CHALLENGE | Identify, in the records below, every line where the string "точке" appears, and copy each such line.

Records |
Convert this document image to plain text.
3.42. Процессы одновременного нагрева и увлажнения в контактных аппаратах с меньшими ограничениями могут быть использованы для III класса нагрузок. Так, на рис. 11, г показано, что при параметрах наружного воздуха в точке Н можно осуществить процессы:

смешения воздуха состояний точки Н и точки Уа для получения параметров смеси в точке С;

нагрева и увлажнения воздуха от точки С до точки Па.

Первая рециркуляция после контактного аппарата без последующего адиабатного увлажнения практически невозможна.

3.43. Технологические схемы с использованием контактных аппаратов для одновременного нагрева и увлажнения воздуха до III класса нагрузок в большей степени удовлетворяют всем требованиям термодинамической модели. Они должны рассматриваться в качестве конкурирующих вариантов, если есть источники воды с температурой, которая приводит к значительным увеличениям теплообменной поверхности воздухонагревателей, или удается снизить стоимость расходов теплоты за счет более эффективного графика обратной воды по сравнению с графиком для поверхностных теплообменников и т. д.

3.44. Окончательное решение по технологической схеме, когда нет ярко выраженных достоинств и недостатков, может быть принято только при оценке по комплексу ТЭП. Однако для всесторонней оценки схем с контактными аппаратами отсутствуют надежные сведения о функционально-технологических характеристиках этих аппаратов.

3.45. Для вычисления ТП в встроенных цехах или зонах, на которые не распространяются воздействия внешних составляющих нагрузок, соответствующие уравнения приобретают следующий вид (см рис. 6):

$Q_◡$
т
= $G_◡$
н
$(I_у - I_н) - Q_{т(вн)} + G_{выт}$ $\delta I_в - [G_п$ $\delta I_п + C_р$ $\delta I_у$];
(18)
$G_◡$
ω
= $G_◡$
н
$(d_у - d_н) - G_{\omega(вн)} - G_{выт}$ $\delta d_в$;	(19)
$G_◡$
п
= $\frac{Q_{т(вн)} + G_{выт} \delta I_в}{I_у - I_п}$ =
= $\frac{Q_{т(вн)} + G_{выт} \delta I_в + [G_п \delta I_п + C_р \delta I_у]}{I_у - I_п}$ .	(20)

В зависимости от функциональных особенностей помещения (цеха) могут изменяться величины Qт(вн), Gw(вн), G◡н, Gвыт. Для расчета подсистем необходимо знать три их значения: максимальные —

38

REPLY TO THE TASK |
3.42. Процессы одновременного нагрева и увлажнения в контактных аппаратах с меньшими ограничениями могут быть использованы для III класса нагрузок. Так, на рис. 11, г показано, что при параметрах наружного воздуха в точке Н можно осуществить процессы:
смешения воздуха состояний точки Н и точки Уа для получения параметров смеси в точке С;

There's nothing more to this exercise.